Work to complete » Collect every line of the records below that contains the word "title".

Dataset records »
---

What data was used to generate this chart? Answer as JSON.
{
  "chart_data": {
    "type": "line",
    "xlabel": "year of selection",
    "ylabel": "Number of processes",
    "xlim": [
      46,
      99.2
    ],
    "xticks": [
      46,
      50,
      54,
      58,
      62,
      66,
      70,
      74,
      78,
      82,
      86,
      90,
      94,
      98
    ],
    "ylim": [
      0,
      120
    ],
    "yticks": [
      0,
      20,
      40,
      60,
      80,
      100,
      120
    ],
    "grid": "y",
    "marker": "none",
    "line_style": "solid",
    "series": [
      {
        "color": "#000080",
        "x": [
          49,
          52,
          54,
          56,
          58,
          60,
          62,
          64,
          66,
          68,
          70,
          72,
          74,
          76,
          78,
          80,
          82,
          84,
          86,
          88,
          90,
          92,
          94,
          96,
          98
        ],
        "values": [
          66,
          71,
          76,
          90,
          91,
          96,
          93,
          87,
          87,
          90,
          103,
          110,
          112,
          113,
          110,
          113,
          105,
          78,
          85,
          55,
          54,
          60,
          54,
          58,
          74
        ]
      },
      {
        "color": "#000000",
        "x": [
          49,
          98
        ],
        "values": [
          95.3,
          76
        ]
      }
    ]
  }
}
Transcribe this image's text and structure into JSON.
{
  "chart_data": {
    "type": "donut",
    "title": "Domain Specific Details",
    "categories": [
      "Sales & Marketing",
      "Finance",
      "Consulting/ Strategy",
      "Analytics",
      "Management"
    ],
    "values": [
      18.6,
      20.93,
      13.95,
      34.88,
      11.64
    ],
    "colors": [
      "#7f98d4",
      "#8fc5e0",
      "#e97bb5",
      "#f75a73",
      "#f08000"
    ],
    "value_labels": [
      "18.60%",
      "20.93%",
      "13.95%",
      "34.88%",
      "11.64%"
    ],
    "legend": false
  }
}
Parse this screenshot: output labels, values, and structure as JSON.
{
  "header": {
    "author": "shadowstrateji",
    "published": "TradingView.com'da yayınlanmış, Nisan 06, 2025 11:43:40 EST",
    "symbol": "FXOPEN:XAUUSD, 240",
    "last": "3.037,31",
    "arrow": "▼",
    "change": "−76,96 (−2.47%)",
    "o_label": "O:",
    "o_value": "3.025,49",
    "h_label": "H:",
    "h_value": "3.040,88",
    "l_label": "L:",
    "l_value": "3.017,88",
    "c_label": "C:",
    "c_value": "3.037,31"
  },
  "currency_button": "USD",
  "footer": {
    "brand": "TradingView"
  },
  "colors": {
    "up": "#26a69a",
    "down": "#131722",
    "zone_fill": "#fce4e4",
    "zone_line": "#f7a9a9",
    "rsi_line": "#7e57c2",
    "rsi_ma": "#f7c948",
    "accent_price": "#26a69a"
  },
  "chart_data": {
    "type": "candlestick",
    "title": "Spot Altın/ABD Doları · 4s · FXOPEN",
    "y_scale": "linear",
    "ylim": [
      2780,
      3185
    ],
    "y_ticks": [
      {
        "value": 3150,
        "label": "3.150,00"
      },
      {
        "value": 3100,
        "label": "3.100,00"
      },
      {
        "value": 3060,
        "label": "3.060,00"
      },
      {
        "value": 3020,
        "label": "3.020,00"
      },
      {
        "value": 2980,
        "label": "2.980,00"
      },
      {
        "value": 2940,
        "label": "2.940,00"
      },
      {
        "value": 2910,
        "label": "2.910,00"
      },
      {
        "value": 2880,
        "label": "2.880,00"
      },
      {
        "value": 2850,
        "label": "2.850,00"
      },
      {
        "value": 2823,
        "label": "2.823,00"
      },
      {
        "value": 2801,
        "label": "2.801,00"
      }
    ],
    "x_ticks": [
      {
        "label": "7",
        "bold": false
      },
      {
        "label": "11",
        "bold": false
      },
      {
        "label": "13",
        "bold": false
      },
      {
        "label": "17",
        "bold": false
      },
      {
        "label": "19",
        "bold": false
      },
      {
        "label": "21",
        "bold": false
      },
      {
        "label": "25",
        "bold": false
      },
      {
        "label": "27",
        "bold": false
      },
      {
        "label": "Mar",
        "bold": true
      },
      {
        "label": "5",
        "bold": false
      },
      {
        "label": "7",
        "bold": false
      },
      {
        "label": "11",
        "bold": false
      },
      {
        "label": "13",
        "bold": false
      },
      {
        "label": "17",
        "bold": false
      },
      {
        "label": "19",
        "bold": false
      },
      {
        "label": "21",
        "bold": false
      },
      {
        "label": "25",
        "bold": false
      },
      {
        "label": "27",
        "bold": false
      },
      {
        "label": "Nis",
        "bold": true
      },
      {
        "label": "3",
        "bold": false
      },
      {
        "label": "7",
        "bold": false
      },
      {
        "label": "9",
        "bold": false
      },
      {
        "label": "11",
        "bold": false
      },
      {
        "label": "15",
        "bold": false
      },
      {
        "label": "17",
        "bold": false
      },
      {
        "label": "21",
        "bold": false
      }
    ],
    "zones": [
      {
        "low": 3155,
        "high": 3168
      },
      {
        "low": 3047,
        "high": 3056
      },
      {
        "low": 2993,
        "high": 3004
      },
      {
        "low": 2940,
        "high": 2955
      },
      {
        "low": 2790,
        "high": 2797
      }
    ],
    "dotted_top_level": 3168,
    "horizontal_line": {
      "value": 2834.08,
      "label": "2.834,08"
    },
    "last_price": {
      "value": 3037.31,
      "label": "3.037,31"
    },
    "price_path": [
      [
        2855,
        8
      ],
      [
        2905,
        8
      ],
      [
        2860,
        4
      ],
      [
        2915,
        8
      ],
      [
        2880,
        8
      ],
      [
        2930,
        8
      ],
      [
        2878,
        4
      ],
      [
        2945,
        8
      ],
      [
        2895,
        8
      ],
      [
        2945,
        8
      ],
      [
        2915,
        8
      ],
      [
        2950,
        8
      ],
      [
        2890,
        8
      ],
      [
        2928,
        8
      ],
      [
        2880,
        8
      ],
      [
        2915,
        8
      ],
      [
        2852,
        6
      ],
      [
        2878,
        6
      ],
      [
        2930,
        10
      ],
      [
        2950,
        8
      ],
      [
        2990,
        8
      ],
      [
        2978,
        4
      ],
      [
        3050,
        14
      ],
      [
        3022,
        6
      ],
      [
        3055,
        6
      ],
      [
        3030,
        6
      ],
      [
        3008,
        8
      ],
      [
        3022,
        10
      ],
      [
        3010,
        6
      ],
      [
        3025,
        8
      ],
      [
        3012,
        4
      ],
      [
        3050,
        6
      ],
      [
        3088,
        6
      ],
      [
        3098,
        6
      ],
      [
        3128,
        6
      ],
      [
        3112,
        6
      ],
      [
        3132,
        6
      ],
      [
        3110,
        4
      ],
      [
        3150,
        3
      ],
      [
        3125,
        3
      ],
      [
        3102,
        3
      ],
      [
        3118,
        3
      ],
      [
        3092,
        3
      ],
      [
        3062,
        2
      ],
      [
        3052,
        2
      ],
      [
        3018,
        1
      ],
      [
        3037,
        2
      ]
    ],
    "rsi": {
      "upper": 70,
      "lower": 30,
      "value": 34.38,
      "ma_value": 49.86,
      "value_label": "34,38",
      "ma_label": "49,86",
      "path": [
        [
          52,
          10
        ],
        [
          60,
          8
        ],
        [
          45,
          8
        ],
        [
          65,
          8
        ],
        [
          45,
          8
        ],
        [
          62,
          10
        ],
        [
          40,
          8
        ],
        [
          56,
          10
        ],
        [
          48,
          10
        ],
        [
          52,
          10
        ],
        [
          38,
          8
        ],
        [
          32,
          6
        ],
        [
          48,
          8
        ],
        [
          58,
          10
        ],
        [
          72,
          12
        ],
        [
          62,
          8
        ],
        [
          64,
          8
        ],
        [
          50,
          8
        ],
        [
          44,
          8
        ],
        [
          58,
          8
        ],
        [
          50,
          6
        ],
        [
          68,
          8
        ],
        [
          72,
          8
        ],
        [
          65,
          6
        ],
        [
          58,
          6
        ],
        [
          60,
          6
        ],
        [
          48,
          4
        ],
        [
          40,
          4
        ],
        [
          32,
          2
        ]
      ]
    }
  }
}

---

Result »
    "title": "Domain Specific Details",
    "title": "Spot Altın/ABD Doları · 4s · FXOPEN",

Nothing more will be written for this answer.